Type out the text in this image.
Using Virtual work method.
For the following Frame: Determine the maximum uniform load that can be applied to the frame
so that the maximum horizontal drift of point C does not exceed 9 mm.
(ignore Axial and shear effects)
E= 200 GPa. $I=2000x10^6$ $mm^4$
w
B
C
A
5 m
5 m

| Set exercise |
From the entries above, collect every line with the string "maximum" in it.

| Exercise answer |
For the following Frame: Determine the maximum uniform load that can be applied to the frame
so that the maximum horizontal drift of point C does not exceed 9 mm.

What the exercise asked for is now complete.